======== INFORMATION SHOWN ========

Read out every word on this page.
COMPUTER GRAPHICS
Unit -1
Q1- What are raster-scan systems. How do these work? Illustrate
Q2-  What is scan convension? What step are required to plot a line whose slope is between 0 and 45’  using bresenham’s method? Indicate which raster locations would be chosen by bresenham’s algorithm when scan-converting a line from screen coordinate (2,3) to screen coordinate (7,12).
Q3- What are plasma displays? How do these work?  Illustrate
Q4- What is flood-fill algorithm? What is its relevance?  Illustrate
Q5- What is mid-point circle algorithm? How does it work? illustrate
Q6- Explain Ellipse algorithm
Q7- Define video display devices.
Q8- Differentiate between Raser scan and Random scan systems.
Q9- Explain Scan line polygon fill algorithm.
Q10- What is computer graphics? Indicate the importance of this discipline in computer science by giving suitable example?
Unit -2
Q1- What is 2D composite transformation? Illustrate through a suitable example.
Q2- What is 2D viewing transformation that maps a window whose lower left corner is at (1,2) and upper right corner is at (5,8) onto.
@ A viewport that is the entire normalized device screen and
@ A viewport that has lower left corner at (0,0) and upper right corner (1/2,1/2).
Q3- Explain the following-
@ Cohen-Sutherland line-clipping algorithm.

========
======== INFORMATION SHOWN ========

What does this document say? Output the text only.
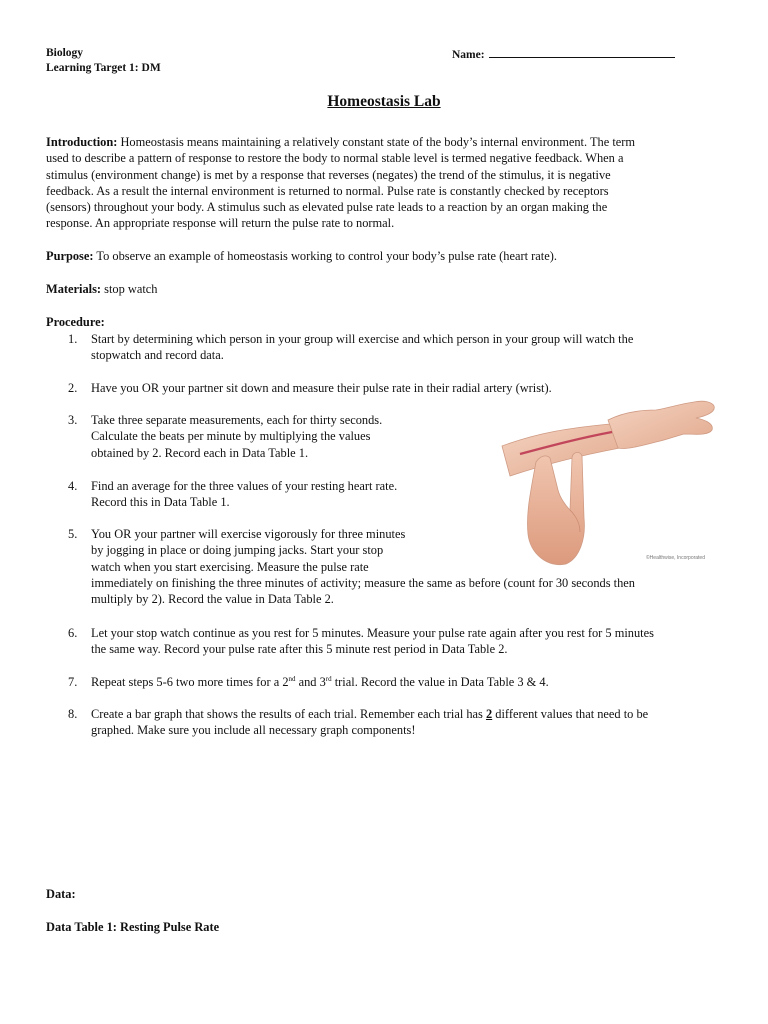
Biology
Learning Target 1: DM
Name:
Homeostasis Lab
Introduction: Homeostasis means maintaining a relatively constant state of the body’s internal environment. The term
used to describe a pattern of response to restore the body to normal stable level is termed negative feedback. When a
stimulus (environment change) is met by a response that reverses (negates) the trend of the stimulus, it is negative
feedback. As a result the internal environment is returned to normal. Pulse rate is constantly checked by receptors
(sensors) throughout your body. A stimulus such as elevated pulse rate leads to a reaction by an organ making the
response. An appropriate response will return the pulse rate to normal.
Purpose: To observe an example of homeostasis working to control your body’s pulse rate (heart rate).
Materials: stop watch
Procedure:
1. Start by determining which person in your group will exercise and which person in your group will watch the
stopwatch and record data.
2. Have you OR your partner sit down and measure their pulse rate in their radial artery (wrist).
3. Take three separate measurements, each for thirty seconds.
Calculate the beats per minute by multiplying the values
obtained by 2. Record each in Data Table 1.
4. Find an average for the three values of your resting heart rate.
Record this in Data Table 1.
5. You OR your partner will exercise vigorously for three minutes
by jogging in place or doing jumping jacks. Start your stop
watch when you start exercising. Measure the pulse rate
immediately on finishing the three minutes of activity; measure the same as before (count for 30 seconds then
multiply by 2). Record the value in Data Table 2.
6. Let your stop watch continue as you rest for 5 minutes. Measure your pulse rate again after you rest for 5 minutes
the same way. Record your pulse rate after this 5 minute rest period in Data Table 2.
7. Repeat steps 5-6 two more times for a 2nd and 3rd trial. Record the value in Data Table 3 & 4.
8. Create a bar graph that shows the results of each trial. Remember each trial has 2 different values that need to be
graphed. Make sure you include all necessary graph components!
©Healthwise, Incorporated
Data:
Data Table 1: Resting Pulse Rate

========
======== INFORMATION SHOWN ========

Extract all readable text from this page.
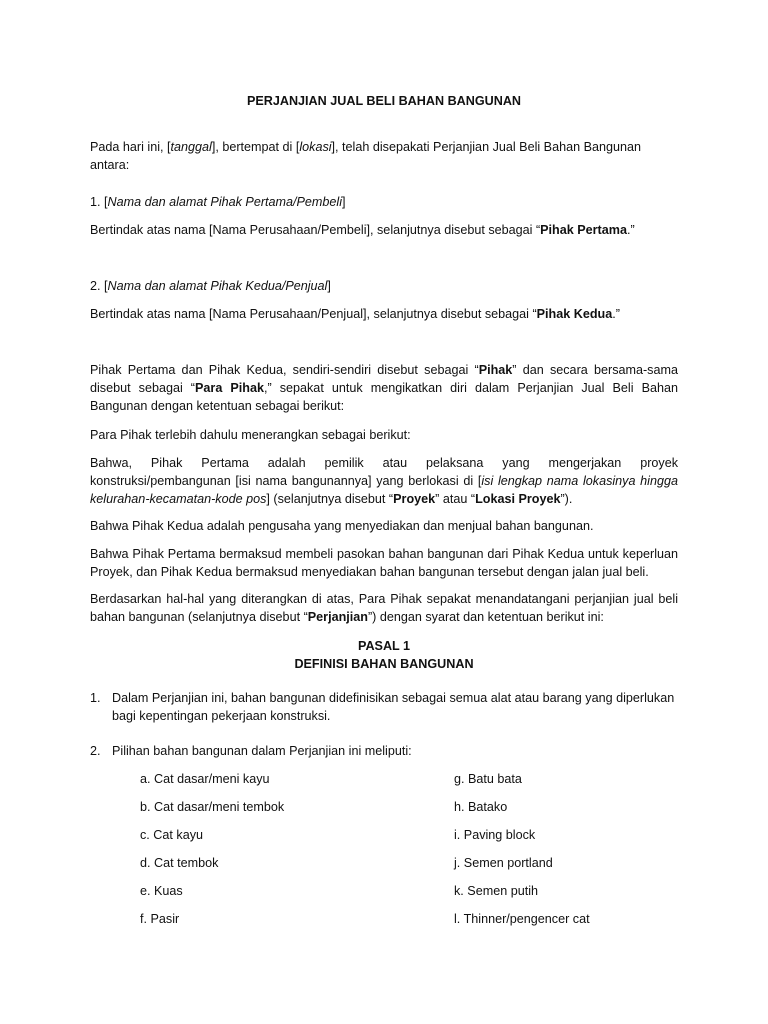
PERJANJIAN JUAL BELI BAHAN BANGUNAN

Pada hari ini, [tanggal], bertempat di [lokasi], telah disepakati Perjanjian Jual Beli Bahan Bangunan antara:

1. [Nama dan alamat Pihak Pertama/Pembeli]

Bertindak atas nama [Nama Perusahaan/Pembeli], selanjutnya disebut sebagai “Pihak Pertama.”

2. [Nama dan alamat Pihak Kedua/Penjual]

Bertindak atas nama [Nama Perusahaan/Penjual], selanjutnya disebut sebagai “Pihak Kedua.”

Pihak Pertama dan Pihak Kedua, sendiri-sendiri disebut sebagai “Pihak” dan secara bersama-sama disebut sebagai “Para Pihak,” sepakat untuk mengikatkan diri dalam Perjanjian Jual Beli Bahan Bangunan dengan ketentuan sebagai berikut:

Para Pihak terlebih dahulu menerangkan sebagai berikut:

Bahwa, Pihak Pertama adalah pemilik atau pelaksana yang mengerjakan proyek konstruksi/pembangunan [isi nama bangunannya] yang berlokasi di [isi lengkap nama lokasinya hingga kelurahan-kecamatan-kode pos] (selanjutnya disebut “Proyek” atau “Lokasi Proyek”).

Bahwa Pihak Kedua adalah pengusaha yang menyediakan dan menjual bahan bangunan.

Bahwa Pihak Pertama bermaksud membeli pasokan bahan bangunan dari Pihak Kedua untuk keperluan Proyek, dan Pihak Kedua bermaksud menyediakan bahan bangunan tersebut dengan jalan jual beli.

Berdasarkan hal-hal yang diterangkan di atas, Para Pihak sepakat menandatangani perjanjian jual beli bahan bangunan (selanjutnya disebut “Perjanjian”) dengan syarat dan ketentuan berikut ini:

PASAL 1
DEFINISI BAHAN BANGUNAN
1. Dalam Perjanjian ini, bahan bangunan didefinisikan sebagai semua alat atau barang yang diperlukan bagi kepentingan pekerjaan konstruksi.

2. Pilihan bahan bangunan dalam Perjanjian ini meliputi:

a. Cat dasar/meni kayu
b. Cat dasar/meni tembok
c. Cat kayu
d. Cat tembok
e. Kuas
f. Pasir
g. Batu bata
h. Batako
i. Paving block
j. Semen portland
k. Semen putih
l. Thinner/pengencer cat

========

> SHORT EXERCISE:
Look over the records above and copy each line that includes the string "this".

> TASK SOLUTION:
Read out every word on this page.
Q10- What is computer graphics? Indicate the importance of this discipline in computer science by giving suitable example?
What does this document say? Output the text only.
Record this in Data Table 1.
the same way. Record your pulse rate after this 5 minute rest period in Data Table 2.
Extract all readable text from this page.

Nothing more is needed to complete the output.